— begin DATA LINES —

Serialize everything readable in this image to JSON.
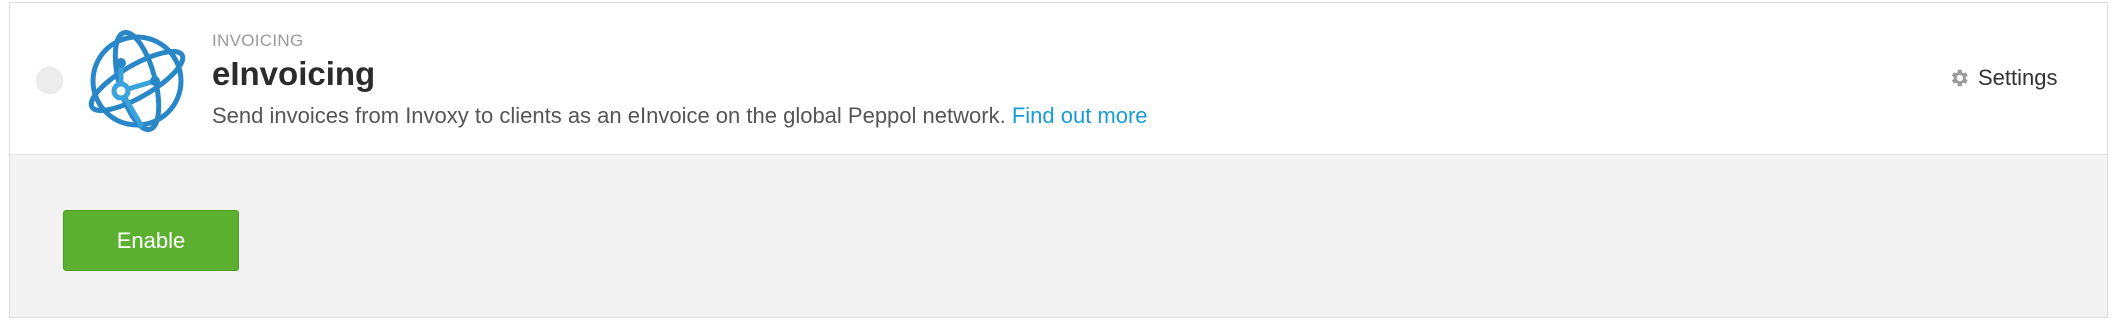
{
  "app": {
    "category": "INVOICING",
    "title": "eInvoicing",
    "description": "Send invoices from Invoxy to clients as an eInvoice on the global Peppol network.",
    "find_out_more": "Find out more",
    "logo_icon": "globe-network-icon"
  },
  "header_actions": {
    "settings_label": "Settings",
    "settings_icon": "gear-icon"
  },
  "body": {
    "enable_label": "Enable"
  },
  "colors": {
    "accent_green": "#5bb12f",
    "link_blue": "#1a9ad6",
    "logo_blue": "#2a87c7"
  }
}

— end DATA LINES —

| WHAT TO PRODUCE |
Report the number of lines in the entries above that include the string "network". Give nothing but the number.

| SOLUTION |
2